#### SUPPLIED RECORDS
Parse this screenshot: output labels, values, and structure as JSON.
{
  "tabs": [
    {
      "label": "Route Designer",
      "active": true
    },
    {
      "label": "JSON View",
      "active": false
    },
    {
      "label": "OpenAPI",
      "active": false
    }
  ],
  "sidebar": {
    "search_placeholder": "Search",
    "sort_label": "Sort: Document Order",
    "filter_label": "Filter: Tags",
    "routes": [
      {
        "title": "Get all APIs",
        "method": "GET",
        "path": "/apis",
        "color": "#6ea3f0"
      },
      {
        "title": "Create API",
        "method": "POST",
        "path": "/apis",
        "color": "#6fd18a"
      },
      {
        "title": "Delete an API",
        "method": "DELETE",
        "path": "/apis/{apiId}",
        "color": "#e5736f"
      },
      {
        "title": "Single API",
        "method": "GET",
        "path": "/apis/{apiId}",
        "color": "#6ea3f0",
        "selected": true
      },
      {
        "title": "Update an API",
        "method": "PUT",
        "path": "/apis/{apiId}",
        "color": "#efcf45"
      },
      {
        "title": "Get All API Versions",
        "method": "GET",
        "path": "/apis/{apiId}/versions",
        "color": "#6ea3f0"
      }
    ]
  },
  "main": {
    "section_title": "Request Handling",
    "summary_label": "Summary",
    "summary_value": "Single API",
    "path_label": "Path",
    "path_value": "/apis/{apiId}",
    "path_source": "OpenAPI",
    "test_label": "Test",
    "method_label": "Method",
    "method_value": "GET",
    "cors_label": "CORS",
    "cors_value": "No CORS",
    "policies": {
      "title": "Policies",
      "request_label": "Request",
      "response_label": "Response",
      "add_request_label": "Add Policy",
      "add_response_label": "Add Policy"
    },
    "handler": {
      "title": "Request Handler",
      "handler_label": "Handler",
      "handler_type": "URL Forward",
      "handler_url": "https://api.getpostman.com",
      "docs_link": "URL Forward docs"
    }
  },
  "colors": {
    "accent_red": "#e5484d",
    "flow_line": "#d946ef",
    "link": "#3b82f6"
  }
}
########
Track down every line with the word "Forward" and copy it.

      "handler_type": "URL Forward",
      "docs_link": "URL Forward docs"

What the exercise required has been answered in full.